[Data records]
======

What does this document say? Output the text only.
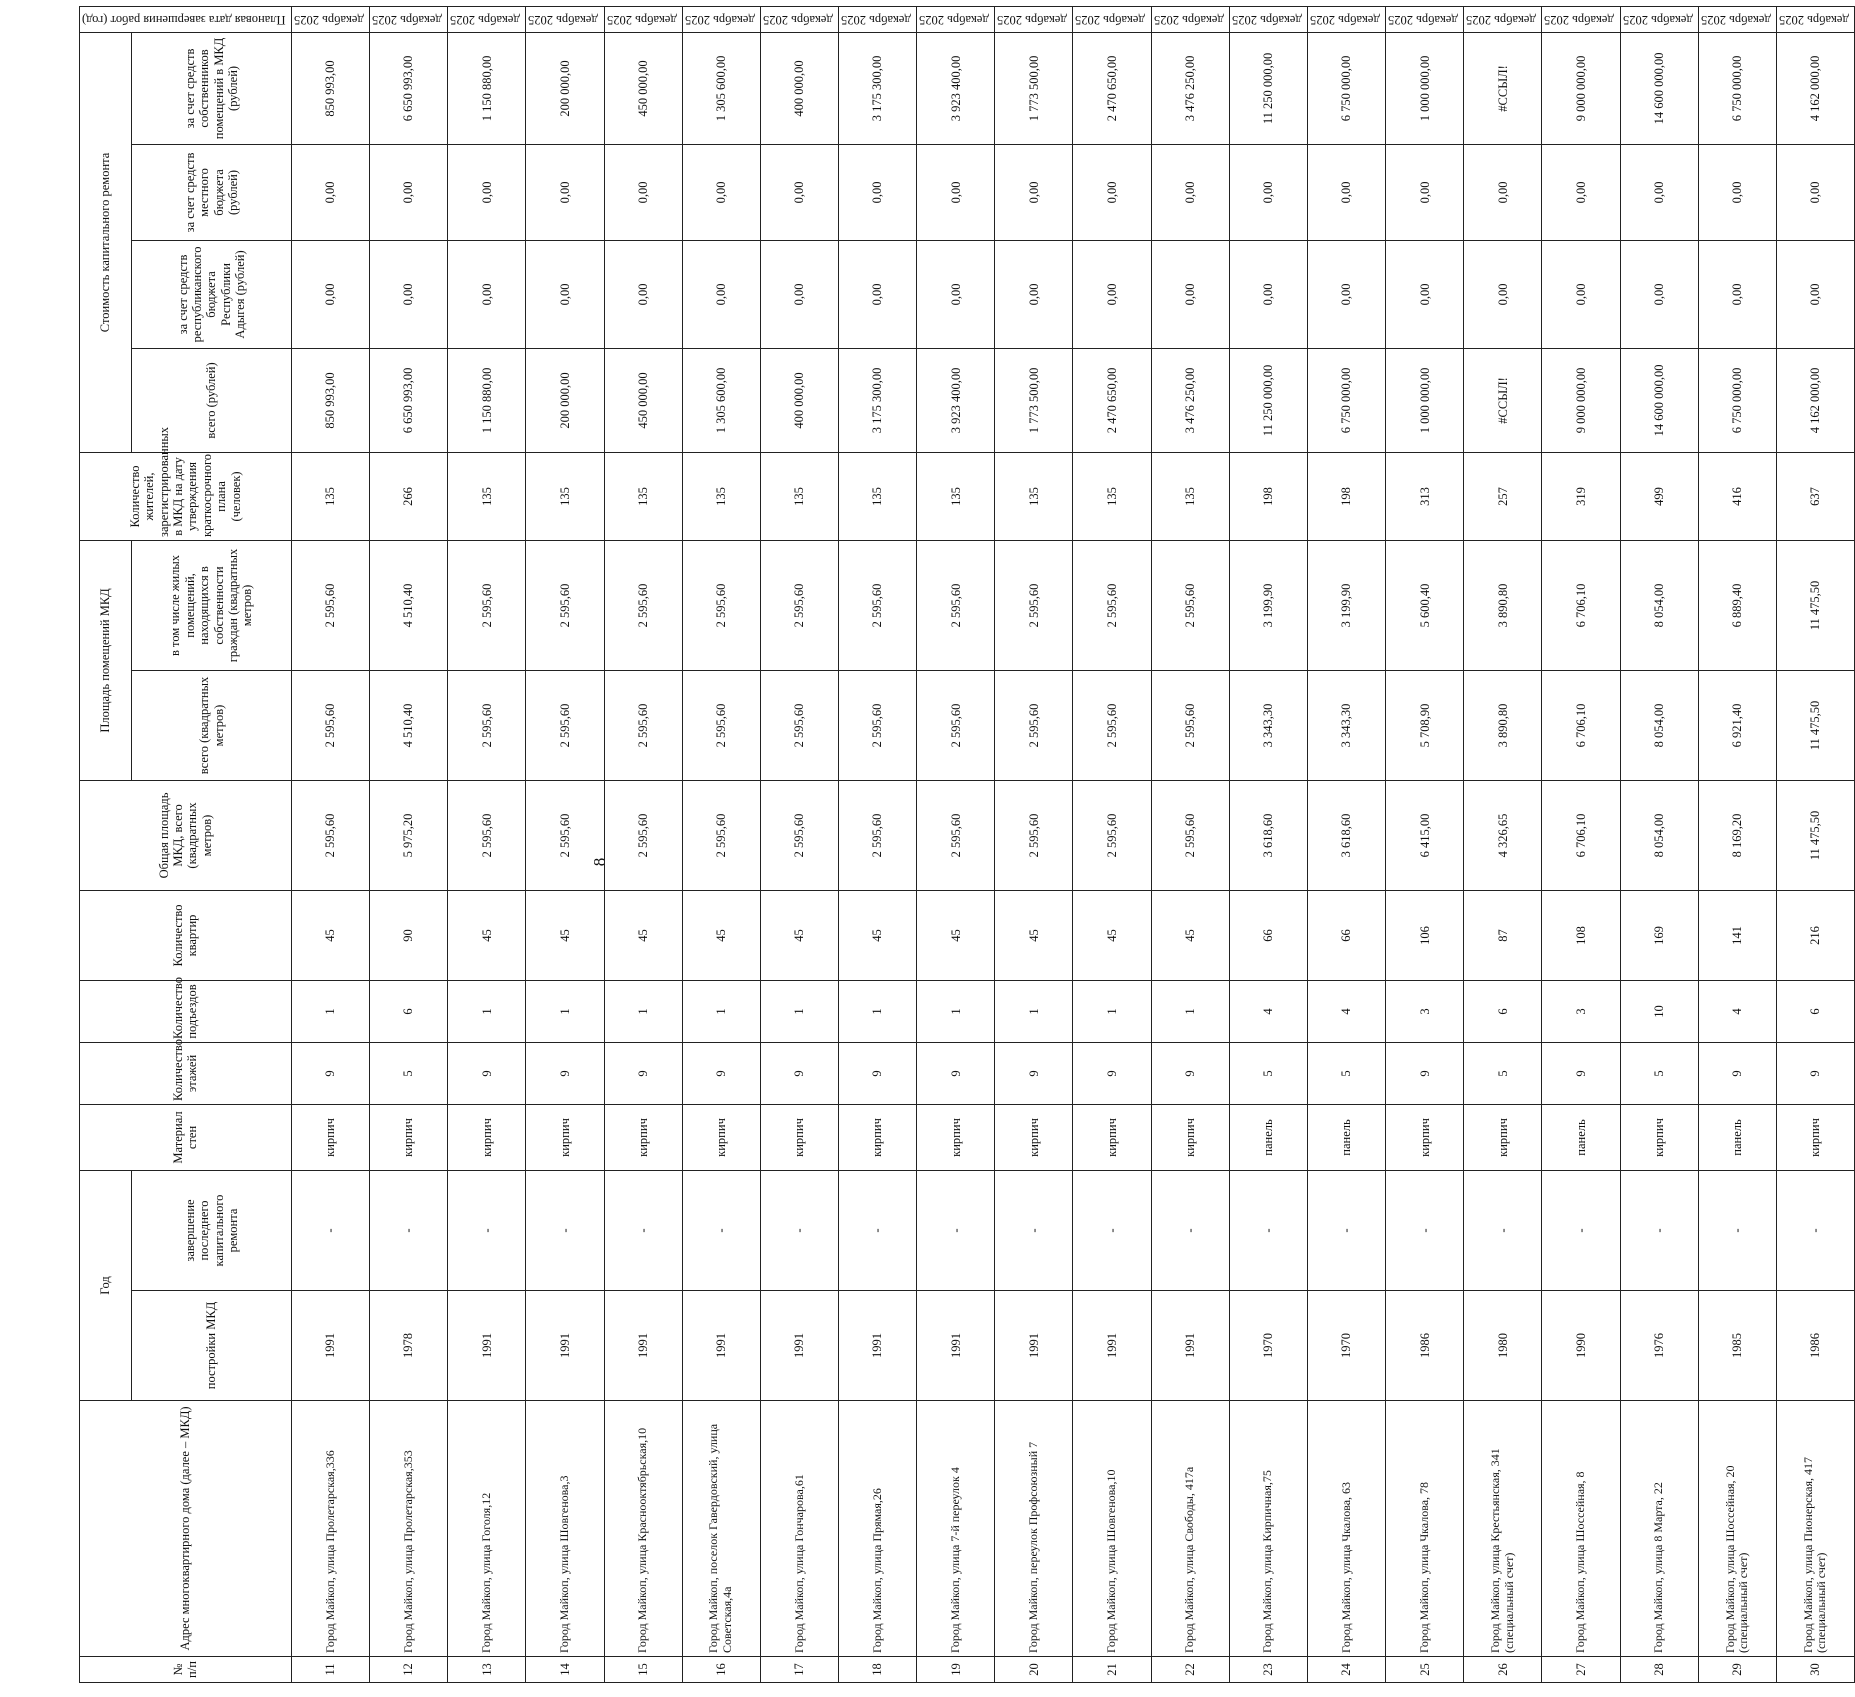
8
№ п/п	Адрес многоквартирного дома (далее – МКД)	Год		Материал стен	Количество этажей	Количество подъездов	Количество квартир	Общая площадь МКД, всего (квадратных метров)	Площадь помещений МКД		Количество жителей, зарегистрированных в МКД на дату утверждения краткосрочного плана (человек)	Стоимость капитального ремонта				Плановая дата завершения работ (год)
		постройки МКД	завершение последнего капитального ремонта						всего (квадратных метров)	в том числе жилых помещений, находящихся в собственности граждан (квадратных метров)		всего (рублей)	за счет средств республиканского бюджета Республики Адыгея (рублей)	за счет средств местного бюджета (рублей)	за счет средств собственников помещений в МКД (рублей)	
11	Город Майкоп, улица Пролетарская,336	1991	-	кирпич	9	1	45	2 595,60	2 595,60	2 595,60	135	850 993,00	0,00	0,00	850 993,00	декабрь 2025
12	Город Майкоп, улица Пролетарская,353	1978	-	кирпич	5	6	90	5 975,20	4 510,40	4 510,40	266	6 650 993,00	0,00	0,00	6 650 993,00	декабрь 2025
13	Город Майкоп, улица Гоголя,12	1991	-	кирпич	9	1	45	2 595,60	2 595,60	2 595,60	135	1 150 880,00	0,00	0,00	1 150 880,00	декабрь 2025
14	Город Майкоп, улица Шовгенова,3	1991	-	кирпич	9	1	45	2 595,60	2 595,60	2 595,60	135	200 000,00	0,00	0,00	200 000,00	декабрь 2025
15	Город Майкоп, улица Краснооктябрьская,10	1991	-	кирпич	9	1	45	2 595,60	2 595,60	2 595,60	135	450 000,00	0,00	0,00	450 000,00	декабрь 2025
16	Город Майкоп, поселок Гавердовский, улица Советская,4а	1991	-	кирпич	9	1	45	2 595,60	2 595,60	2 595,60	135	1 305 600,00	0,00	0,00	1 305 600,00	декабрь 2025
17	Город Майкоп, улица Гончарова,61	1991	-	кирпич	9	1	45	2 595,60	2 595,60	2 595,60	135	400 000,00	0,00	0,00	400 000,00	декабрь 2025
18	Город Майкоп, улица Прямая,26	1991	-	кирпич	9	1	45	2 595,60	2 595,60	2 595,60	135	3 175 300,00	0,00	0,00	3 175 300,00	декабрь 2025
19	Город Майкоп, улица 7-й переулок 4	1991	-	кирпич	9	1	45	2 595,60	2 595,60	2 595,60	135	3 923 400,00	0,00	0,00	3 923 400,00	декабрь 2025
20	Город Майкоп, переулок Профсоюзный 7	1991	-	кирпич	9	1	45	2 595,60	2 595,60	2 595,60	135	1 773 500,00	0,00	0,00	1 773 500,00	декабрь 2025
21	Город Майкоп, улица Шовгенова,10	1991	-	кирпич	9	1	45	2 595,60	2 595,60	2 595,60	135	2 470 650,00	0,00	0,00	2 470 650,00	декабрь 2025
22	Город Майкоп, улица Свободы, 417а	1991	-	кирпич	9	1	45	2 595,60	2 595,60	2 595,60	135	3 476 250,00	0,00	0,00	3 476 250,00	декабрь 2025
23	Город Майкоп, улица Кирпичная,75	1970	-	панель	5	4	66	3 618,60	3 343,30	3 199,90	198	11 250 000,00	0,00	0,00	11 250 000,00	декабрь 2025
24	Город Майкоп, улица Чкалова, 63	1970	-	панель	5	4	66	3 618,60	3 343,30	3 199,90	198	6 750 000,00	0,00	0,00	6 750 000,00	декабрь 2025
25	Город Майкоп, улица Чкалова, 78	1986	-	кирпич	9	3	106	6 415,00	5 708,90	5 600,40	313	1 000 000,00	0,00	0,00	1 000 000,00	декабрь 2025
26	Город Майкоп, улица Крестьянская, 341 (специальный счет)	1980	-	кирпич	5	6	87	4 326,65	3 890,80	3 890,80	257	#ССЫЛ!	0,00	0,00	#ССЫЛ!	декабрь 2025
27	Город Майкоп, улица Шоссейная, 8	1990	-	панель	9	3	108	6 706,10	6 706,10	6 706,10	319	9 000 000,00	0,00	0,00	9 000 000,00	декабрь 2025
28	Город Майкоп, улица 8 Марта, 22	1976	-	кирпич	5	10	169	8 054,00	8 054,00	8 054,00	499	14 600 000,00	0,00	0,00	14 600 000,00	декабрь 2025
29	Город Майкоп, улица Шоссейная, 20 (специальный счет)	1985	-	панель	9	4	141	8 169,20	6 921,40	6 889,40	416	6 750 000,00	0,00	0,00	6 750 000,00	декабрь 2025
30	Город Майкоп, улица Пионерская, 417 (специальный счет)	1986	-	кирпич	9	6	216	11 475,50	11 475,50	11 475,50	637	4 162 000,00	0,00	0,00	4 162 000,00	декабрь 2025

======

**THE PROBLEM**
Give only the number of lines that include the word "Чкалова".

**ANSWER**
2